→ What to work on: Transcribe all of the material exactly, except for its pictures.

→ Dataset extract:
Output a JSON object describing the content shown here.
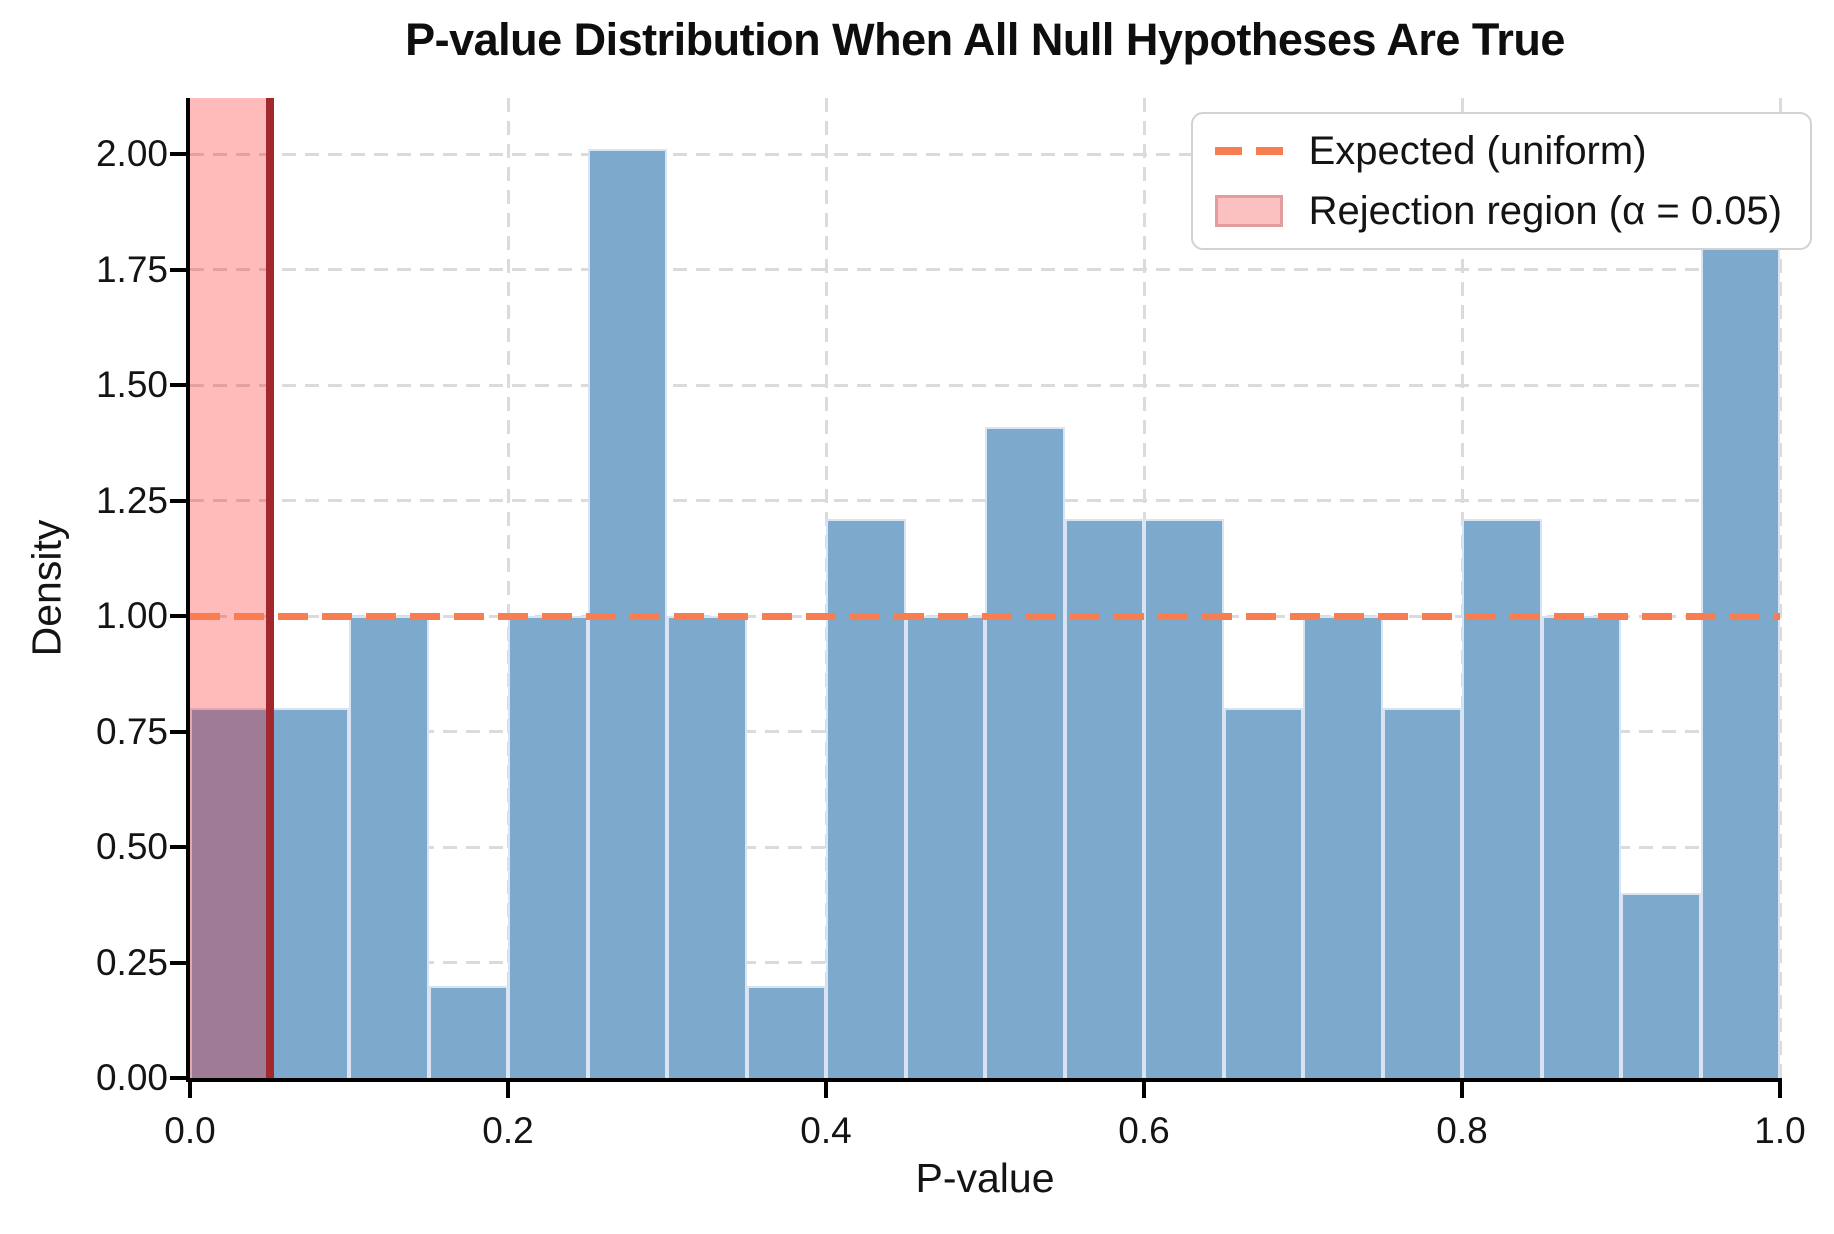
{
  "title": "P-value Distribution When All Null Hypotheses Are True",
  "chart_data": {
    "type": "bar",
    "subtype": "histogram",
    "title": "P-value Distribution When All Null Hypotheses Are True",
    "xlabel": "P-value",
    "ylabel": "Density",
    "xlim": [
      0.0,
      1.0
    ],
    "ylim": [
      0.0,
      2.12
    ],
    "grid": true,
    "bin_width": 0.05,
    "bin_edges": [
      0.0,
      0.05,
      0.1,
      0.15,
      0.2,
      0.25,
      0.3,
      0.35,
      0.4,
      0.45,
      0.5,
      0.55,
      0.6,
      0.65,
      0.7,
      0.75,
      0.8,
      0.85,
      0.9,
      0.95,
      1.0
    ],
    "values": [
      0.8,
      0.8,
      1.0,
      0.2,
      1.0,
      2.01,
      1.0,
      0.2,
      1.21,
      1.0,
      1.41,
      1.21,
      1.21,
      0.8,
      1.0,
      0.8,
      1.21,
      1.0,
      0.4,
      1.81
    ],
    "x_ticks": [
      "0.0",
      "0.2",
      "0.4",
      "0.6",
      "0.8",
      "1.0"
    ],
    "y_ticks": [
      "0.00",
      "0.25",
      "0.50",
      "0.75",
      "1.00",
      "1.25",
      "1.50",
      "1.75",
      "2.00"
    ],
    "expected_line": {
      "y": 1.0,
      "style": "dashed",
      "color": "#F87D51"
    },
    "rejection_region": {
      "x_start": 0.0,
      "x_end": 0.05,
      "alpha_level": "0.05"
    },
    "legend_position": "upper right",
    "legend": [
      {
        "label": "Expected (uniform)",
        "swatch": "dashed-line"
      },
      {
        "label": "Rejection region (α = 0.05)",
        "swatch": "patch"
      }
    ]
  },
  "colors": {
    "bar_fill": "#7DA9CC",
    "bar_edge": "#D8E4F1",
    "expected_line": "#F87D51",
    "rejection_fill": "rgba(255,0,0,0.27)",
    "rejection_line": "#A2282D",
    "gridline": "#DBDBDB",
    "spine": "#000000"
  }
}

→ Written answer:
Output a JSON object describing the content shown here.
{
  "title": "P-value Distribution When All Null Hypotheses Are True",
  "chart_data": {
    "type": "bar",
    "subtype": "histogram",
    "title": "P-value Distribution When All Null Hypotheses Are True",
    "xlabel": "P-value",
    "ylabel": "Density",
    "xlim": [
      0.0,
      1.0
    ],
    "ylim": [
      0.0,
      2.12
    ],
    "grid": true,
    "bin_width": 0.05,
    "bin_edges": [
      0.0,
      0.05,
      0.1,
      0.15,
      0.2,
      0.25,
      0.3,
      0.35,
      0.4,
      0.45,
      0.5,
      0.55,
      0.6,
      0.65,
      0.7,
      0.75,
      0.8,
      0.85,
      0.9,
      0.95,
      1.0
    ],
    "values": [
      0.8,
      0.8,
      1.0,
      0.2,
      1.0,
      2.01,
      1.0,
      0.2,
      1.21,
      1.0,
      1.41,
      1.21,
      1.21,
      0.8,
      1.0,
      0.8,
      1.21,
      1.0,
      0.4,
      1.81
    ],
    "x_ticks": [
      "0.0",
      "0.2",
      "0.4",
      "0.6",
      "0.8",
      "1.0"
    ],
    "y_ticks": [
      "0.00",
      "0.25",
      "0.50",
      "0.75",
      "1.00",
      "1.25",
      "1.50",
      "1.75",
      "2.00"
    ],
    "expected_line": {
      "y": 1.0,
      "style": "dashed",
      "color": "#F87D51"
    },
    "rejection_region": {
      "x_start": 0.0,
      "x_end": 0.05,
      "alpha_level": "0.05"
    },
    "legend_position": "upper right",
    "legend": [
      {
        "label": "Expected (uniform)",
        "swatch": "dashed-line"
      },
      {
        "label": "Rejection region (α = 0.05)",
        "swatch": "patch"
      }
    ]
  },
  "colors": {
    "bar_fill": "#7DA9CC",
    "bar_edge": "#D8E4F1",
    "expected_line": "#F87D51",
    "rejection_fill": "rgba(255,0,0,0.27)",
    "rejection_line": "#A2282D",
    "gridline": "#DBDBDB",
    "spine": "#000000"
  }
}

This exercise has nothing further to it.